**Trecho apresentado:**
Entre os títulos publicados por Candido Mendes, em que se destacam temas relativos à liberdade no mundo contemporâneo, encontra-se o viés teórico que em parte explica a envergadura do livro aqui resenhado: a abordagem ética, ao mesmo tempo humanista e confessional, do mundo da política, em suas expressões sociais, econômicas, ambientais ou jurídicas. O problema de uma coexistência pacífica das diferenças, tantas vezes exacerbadas com vezo pluralista, é trazido seguidamente à pauta de uma constatação do caráter globalizado, intrincado, dessas questões comuns a todos os homens. Títulos sobre a democracia, o progresso, a educação, a Igreja versus populum, o diálogo das culturas, o ecumenismo, acham-se ao lado de duas obras jubilares sobre o “Dr. Alceu”, publicadas em 1984 e 1994. O ritmo de Dr. Alceu: da ‘persona’ à pessoa traz este testemunho, o de um escrito que se faz mais a partir do personagem evocado do que sobre ele, equilibrando-se entre a urgência dos problemas que espicaçam a consciência e a disponibilidade ao mistério, que Mendes procura valorizar mediante o arejamento confessadamente “pós-moderno” de sua abordagem.

Os seis capítulos do livro aparecem como superposições de tomadas que tentam enquadrar o personagem sem reduzi-lo ao script historiográfico vida-obra-pensamento, mas sem privar o leitor do efeito didático dessa técnica. Tristão dá a perspectiva que domina a observância do convertido, com sua ortodoxia militante, dá identidade às transformações que levaram Alceu nos caminhos da sensibilidade à questão social, do engajamento político, do testemunho solicitado pelos “sinais dos tempos”. A “toma da palavra” por Alceu alarga a cena e dimensiona a estatura do personagem para além da récita, sob o olhar do crítico.

Intérprete, Mendes mostra como a integração de vida, fé e pensamento aí subsiste como a força de um sentido, categoria com que matiza a trajetória de Alceu, convertido de 1928, e capta as nuances que entregaram o coração desse admirador de Jackson de Figueiredo à fé do confidente de Leonel Franca e à inteligência do leitor de Jacques Maritain. Quem teria dado o tom do acorde capaz de, se não evitar, moderar o integrismo do Alceu cultor da ordem, fora um Tristão seu preceptor. Perceber a inquietação de Pascal, o processo da vida de Bergson, a excelência do pequeno de Chesterton, a terceira via de Mounier, o mistério de Gabriel Marcel, o insight de Lonergan, a recepção de Jauss, é uma das chaves de entrada do texto, na medida em que dá sentido histórico àquilo que poderia ser visto como simplificação do perfil de um Alceu fiel ao magistério ultramontano dos papas, fundador da Ação Católica e da LEC (Liga Eleitoral Católica), debatedor do modernismo de 1922 e dos pioneiros de 1932.

**Orientação A:** Repita sem alterações os registros, tudo desde a linha que contém "Patent image size: (344, 470)." até a linha que contém "The triangularly shaped aperture 77 is", incluindo as duas.

**Dados de entrada:**
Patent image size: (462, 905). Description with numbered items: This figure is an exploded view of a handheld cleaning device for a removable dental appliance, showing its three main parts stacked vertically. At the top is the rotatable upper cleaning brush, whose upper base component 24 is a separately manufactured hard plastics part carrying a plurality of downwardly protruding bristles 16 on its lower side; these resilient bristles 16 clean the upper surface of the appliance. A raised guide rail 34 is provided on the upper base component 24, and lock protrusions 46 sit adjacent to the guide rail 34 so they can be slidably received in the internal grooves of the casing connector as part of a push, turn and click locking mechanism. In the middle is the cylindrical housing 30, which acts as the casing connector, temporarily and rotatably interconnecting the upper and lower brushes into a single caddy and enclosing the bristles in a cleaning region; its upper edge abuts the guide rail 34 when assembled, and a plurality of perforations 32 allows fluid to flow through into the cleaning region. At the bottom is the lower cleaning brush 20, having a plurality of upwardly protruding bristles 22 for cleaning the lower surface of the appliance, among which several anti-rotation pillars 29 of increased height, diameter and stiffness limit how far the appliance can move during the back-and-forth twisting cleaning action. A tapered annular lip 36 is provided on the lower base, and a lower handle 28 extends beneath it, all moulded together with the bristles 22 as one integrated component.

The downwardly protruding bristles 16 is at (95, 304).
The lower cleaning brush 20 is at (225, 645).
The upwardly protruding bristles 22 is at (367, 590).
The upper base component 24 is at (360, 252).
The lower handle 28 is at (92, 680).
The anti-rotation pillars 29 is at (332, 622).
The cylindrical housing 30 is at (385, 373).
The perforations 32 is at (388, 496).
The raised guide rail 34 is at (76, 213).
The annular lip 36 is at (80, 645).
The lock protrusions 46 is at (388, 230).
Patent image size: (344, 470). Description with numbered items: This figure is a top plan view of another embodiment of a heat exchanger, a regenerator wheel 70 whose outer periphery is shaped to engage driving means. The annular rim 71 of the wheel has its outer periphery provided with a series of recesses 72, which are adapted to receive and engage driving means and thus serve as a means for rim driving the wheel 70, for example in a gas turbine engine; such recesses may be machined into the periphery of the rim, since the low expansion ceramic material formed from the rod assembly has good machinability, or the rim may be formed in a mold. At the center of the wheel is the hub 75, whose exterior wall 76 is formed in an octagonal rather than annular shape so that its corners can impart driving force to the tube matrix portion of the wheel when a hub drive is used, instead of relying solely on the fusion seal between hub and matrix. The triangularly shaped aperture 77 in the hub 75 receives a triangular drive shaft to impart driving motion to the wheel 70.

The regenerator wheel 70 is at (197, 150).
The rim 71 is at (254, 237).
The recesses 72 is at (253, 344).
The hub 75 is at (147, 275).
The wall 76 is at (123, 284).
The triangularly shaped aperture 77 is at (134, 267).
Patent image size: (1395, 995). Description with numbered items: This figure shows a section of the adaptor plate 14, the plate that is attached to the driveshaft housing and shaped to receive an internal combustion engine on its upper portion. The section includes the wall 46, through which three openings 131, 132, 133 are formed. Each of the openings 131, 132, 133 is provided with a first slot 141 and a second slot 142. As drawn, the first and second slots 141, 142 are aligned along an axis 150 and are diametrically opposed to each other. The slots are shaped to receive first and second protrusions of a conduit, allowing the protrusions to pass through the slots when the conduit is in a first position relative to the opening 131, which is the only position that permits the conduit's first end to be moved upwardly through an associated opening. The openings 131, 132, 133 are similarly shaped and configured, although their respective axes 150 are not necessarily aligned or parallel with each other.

**Orientação B:** Dê prosseguimento à resenha sobre o livro de Candido Mendes dedicado a Alceu, começando após a última frase apresentada.

**Resultado final A:**
Patent image size: (344, 470). Description with numbered items: This figure is a top plan view of another embodiment of a heat exchanger, a regenerator wheel 70 whose outer periphery is shaped to engage driving means. The annular rim 71 of the wheel has its outer periphery provided with a series of recesses 72, which are adapted to receive and engage driving means and thus serve as a means for rim driving the wheel 70, for example in a gas turbine engine; such recesses may be machined into the periphery of the rim, since the low expansion ceramic material formed from the rod assembly has good machinability, or the rim may be formed in a mold. At the center of the wheel is the hub 75, whose exterior wall 76 is formed in an octagonal rather than annular shape so that its corners can impart driving force to the tube matrix portion of the wheel when a hub drive is used, instead of relying solely on the fusion seal between hub and matrix. The triangularly shaped aperture 77 in the hub 75 receives a triangular drive shaft to impart driving motion to the wheel 70.

The regenerator wheel 70 is at (197, 150).
The rim 71 is at (254, 237).
The recesses 72 is at (253, 344).
The hub 75 is at (147, 275).
The wall 76 is at (123, 284).
The triangularly shaped aperture 77 is at (134, 267).

**Resultado final B:**
Candido Mendes evita porém que a ultrapassagem da pecha de conservador pelas audácias do “libertário” seja recebida pelo leitor como um abandono das altas causas que abonam o caráter do homenageado, usando expressões que só aos poucos sedimentaram-se no discurso de Alceu. Mendes explica que este, “atento ao sinal dos tempos”, viu-se amparado pela percepção de que deveria “romper com a pequena ordem em busca da grande ordem.” (p.75) Não como uma posição meramente teórica, mas pelo discernimento existencial de que “a Igreja não é legionária mas missionária.” (p.77) A relevância da observação fica realçada quando se recorda que a Igreja católica estava mobilizada no século XX pelas estratégias de “romanização”, centralizando seu magistério no Papado por meio de um processo de clericalização das praxes de piedade e da revisão sistemática do chamado “catolicismo popular” herdado das tradições coloniais. Esse catolicismo de “reação”, anti-liberal, anti-protestante, muitas vezes de tom condenatório e moralista, em contínua suspeita em face da modernidade, aparece no livro como a atmosfera do mundo em que Alceu se converteu e no qual o escritor diletante deu “adeus à disponibilidade” na década de 1920. A revisão dos valores desse mundo será tanto objeto quanto perspectiva no texto de Mendes.

Nesta medida, a “toma da palavra” por Alceu é descrita mais como testemunho do que como discurso politicamente correto à cata de uma práxis oportunamente aggiornata. O autor atribui à ortodoxia do seu “olhar sobre a totalidade” o condão de fundir existencialmente transcendência e história no protagonismo do Alceu que, embora “católico pletórico”(p.128), teria, no decorrer de seu processo de síntese pessoal, evitado agir com a “veleidade de partir de uma tese.” (p.131)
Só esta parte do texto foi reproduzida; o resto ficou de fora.